• _Objective_
Transcribe every entry below word for word, but skip the pictures.

┄┄┄┄┄┄┄┄┄┄

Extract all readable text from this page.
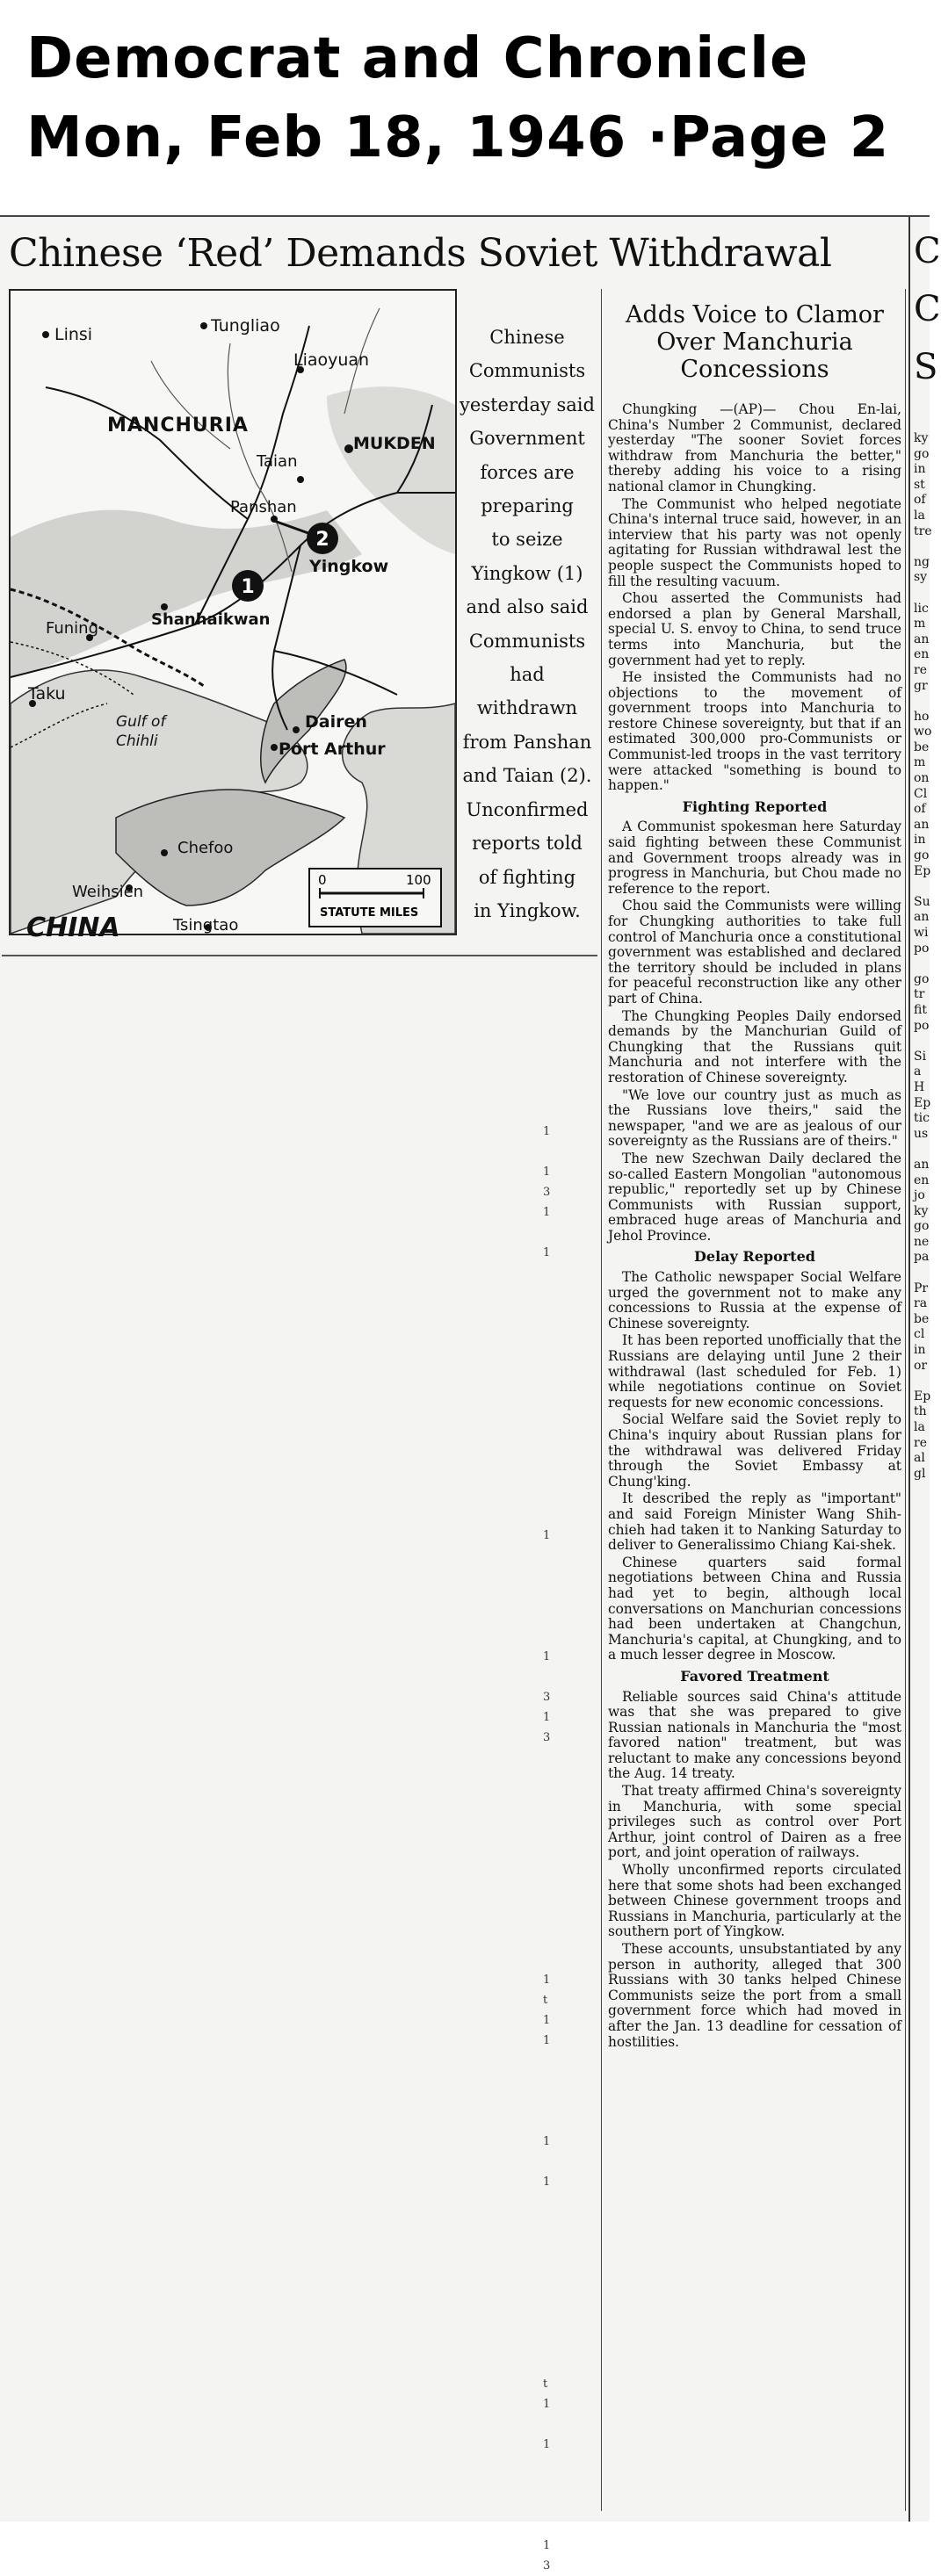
Democrat and Chronicle
Mon, Feb 18, 1946 ·Page 2
Chinese ‘Red’ Demands Soviet Withdrawal	C
C
S
ky
go
in
st
of
la
tre

ng
sy

lic
m
an
en
re
gr

ho
wo
be
m
on
Cl
of
an
in
go
Ep

Su
an
wi
po

go
tr
fit
po

Si
a
H
Ep
tic
us

an
en
jo
ky
go
ne
pa

Pr
ra
be
cl
in
or

Ep
th
la
re
al
gl
2
1
Linsi	Tungliao
Liaoyuan
MANCHURIA
Taian
MUKDEN
Panshan
Yingkow
Funing	Shanhaikwan
Taku
Dairen
Port Arthur
Gulf of
Chihli
Chefoo
Weihsien
CHINA	Tsingtao
0	100
STATUTE MILES
Chinese
Communists
yesterday said
Government
forces are
preparing
to seize
Yingkow (1)
and also said
Communists
had withdrawn
from Panshan
and Taian (2).
Unconfirmed
reports told
of fighting
in Yingkow.
1

1
3
1

1

1

1

3
1
3

1
t
1
1

1

1

t
1

1

1
3
Adds Voice to Clamor Over Manchuria Concessions
Chungking —(AP)— Chou En-lai, China's Number 2 Communist, declared yesterday "The sooner Soviet forces withdraw from Manchuria the better," thereby adding his voice to a rising national clamor in Chungking.
The Communist who helped negotiate China's internal truce said, however, in an interview that his party was not openly agitating for Russian withdrawal lest the people suspect the Communists hoped to fill the resulting vacuum.
Chou asserted the Communists had endorsed a plan by General Marshall, special U. S. envoy to China, to send truce terms into Manchuria, but the government had yet to reply.
He insisted the Communists had no objections to the movement of government troops into Manchuria to restore Chinese sovereignty, but that if an estimated 300,000 pro-Communists or Communist-led troops in the vast territory were attacked "something is bound to happen."
Fighting Reported
A Communist spokesman here Saturday said fighting between these Communist and Government troops already was in progress in Manchuria, but Chou made no reference to the report.
Chou said the Communists were willing for Chungking authorities to take full control of Manchuria once a constitutional government was established and declared the territory should be included in plans for peaceful reconstruction like any other part of China.
The Chungking Peoples Daily endorsed demands by the Manchurian Guild of Chungking that the Russians quit Manchuria and not interfere with the restoration of Chinese sovereignty.
"We love our country just as much as the Russians love theirs," said the newspaper, "and we are as jealous of our sovereignty as the Russians are of theirs."
The new Szechwan Daily declared the so-called Eastern Mongolian "autonomous republic," reportedly set up by Chinese Communists with Russian support, embraced huge areas of Manchuria and Jehol Province.
Delay Reported
The Catholic newspaper Social Welfare urged the government not to make any concessions to Russia at the expense of Chinese sovereignty.
It has been reported unofficially that the Russians are delaying until June 2 their withdrawal (last scheduled for Feb. 1) while negotiations continue on Soviet requests for new economic concessions.
Social Welfare said the Soviet reply to China's inquiry about Russian plans for the withdrawal was delivered Friday through the Soviet Embassy at Chung'king.
It described the reply as "important" and said Foreign Minister Wang Shih-chieh had taken it to Nanking Saturday to deliver to Generalissimo Chiang Kai-shek.
Chinese quarters said formal negotiations between China and Russia had yet to begin, although local conversations on Manchurian concessions had been undertaken at Changchun, Manchuria's capital, at Chungking, and to a much lesser degree in Moscow.
Favored Treatment
Reliable sources said China's attitude was that she was prepared to give Russian nationals in Manchuria the "most favored nation" treatment, but was reluctant to make any concessions beyond the Aug. 14 treaty.
That treaty affirmed China's sovereignty in Manchuria, with some special privileges such as control over Port Arthur, joint control of Dairen as a free port, and joint operation of railways.
Wholly unconfirmed reports circulated here that some shots had been exchanged between Chinese government troops and Russians in Manchuria, particularly at the southern port of Yingkow.
These accounts, unsubstantiated by any person in authority, alleged that 300 Russians with 30 tanks helped Chinese Communists seize the port from a small government force which had moved in after the Jan. 13 deadline for cessation of hostilities.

┄┄┄┄┄┄┄┄┄┄

• _Answer to this exercise_
Extract all readable text from this page.
Democrat and Chronicle
Mon, Feb 18, 1946 ·Page 2
Chinese ‘Red’ Demands Soviet Withdrawal	C
C
S
ky
go
in
st
of
la
tre

ng
sy

lic
m
an
en
re
gr

ho
wo
be
m
on
Cl
of
an
in
go
Ep

Su
an
wi
po

go
tr
fit
po

Si
a
H
Ep
tic
us

an
en
jo
ky
go
ne
pa

Pr
ra
be
cl
in
or

Ep
th
la
re
al
gl
2
1
Linsi	Tungliao
Liaoyuan
MANCHURIA
Taian
MUKDEN
Panshan
Yingkow
Funing	Shanhaikwan
Taku
Dairen
Port Arthur
Gulf of
Chihli
Chefoo
Weihsien
CHINA	Tsingtao
0	100
STATUTE MILES
Chinese
Communists
yesterday said
Government
forces are
preparing
to seize
Yingkow (1)
and also said
Communists
had withdrawn
from Panshan
and Taian (2).
Unconfirmed
reports told
of fighting
in Yingkow.
1

1
3
1

1

1

1

3
1
3

1
t
1
1

1

1

t
1

1

1
3
Adds Voice to Clamor Over Manchuria Concessions
Chungking —(AP)— Chou En-lai, China's Number 2 Communist, declared yesterday "The sooner Soviet forces withdraw from Manchuria the better," thereby adding his voice to a rising national clamor in Chungking.
The Communist who helped negotiate China's internal truce said, however, in an interview that his party was not openly agitating for Russian withdrawal lest the people suspect the Communists hoped to fill the resulting vacuum.
Chou asserted the Communists had endorsed a plan by General Marshall, special U. S. envoy to China, to send truce terms into Manchuria, but the government had yet to reply.
He insisted the Communists had no objections to the movement of government troops into Manchuria to restore Chinese sovereignty, but that if an estimated 300,000 pro-Communists or Communist-led troops in the vast territory were attacked "something is bound to happen."
Fighting Reported
A Communist spokesman here Saturday said fighting between these Communist and Government troops already was in progress in Manchuria, but Chou made no reference to the report.
Chou said the Communists were willing for Chungking authorities to take full control of Manchuria once a constitutional government was established and declared the territory should be included in plans for peaceful reconstruction like any other part of China.
The Chungking Peoples Daily endorsed demands by the Manchurian Guild of Chungking that the Russians quit Manchuria and not interfere with the restoration of Chinese sovereignty.
"We love our country just as much as the Russians love theirs," said the newspaper, "and we are as jealous of our sovereignty as the Russians are of theirs."
The new Szechwan Daily declared the so-called Eastern Mongolian "autonomous republic," reportedly set up by Chinese Communists with Russian support, embraced huge areas of Manchuria and Jehol Province.
Delay Reported
The Catholic newspaper Social Welfare urged the government not to make any concessions to Russia at the expense of Chinese sovereignty.
It has been reported unofficially that the Russians are delaying until June 2 their withdrawal (last scheduled for Feb. 1) while negotiations continue on Soviet requests for new economic concessions.
Social Welfare said the Soviet reply to China's inquiry about Russian plans for the withdrawal was delivered Friday through the Soviet Embassy at Chung'king.
It described the reply as "important" and said Foreign Minister Wang Shih-chieh had taken it to Nanking Saturday to deliver to Generalissimo Chiang Kai-shek.
Chinese quarters said formal negotiations between China and Russia had yet to begin, although local conversations on Manchurian concessions had been undertaken at Changchun, Manchuria's capital, at Chungking, and to a much lesser degree in Moscow.
Favored Treatment
Reliable sources said China's attitude was that she was prepared to give Russian nationals in Manchuria the "most favored nation" treatment, but was reluctant to make any concessions beyond the Aug. 14 treaty.
That treaty affirmed China's sovereignty in Manchuria, with some special privileges such as control over Port Arthur, joint control of Dairen as a free port, and joint operation of railways.
Wholly unconfirmed reports circulated here that some shots had been exchanged between Chinese government troops and Russians in Manchuria, particularly at the southern port of Yingkow.
These accounts, unsubstantiated by any person in authority, alleged that 300 Russians with 30 tanks helped Chinese Communists seize the port from a small government force which had moved in after the Jan. 13 deadline for cessation of hostilities.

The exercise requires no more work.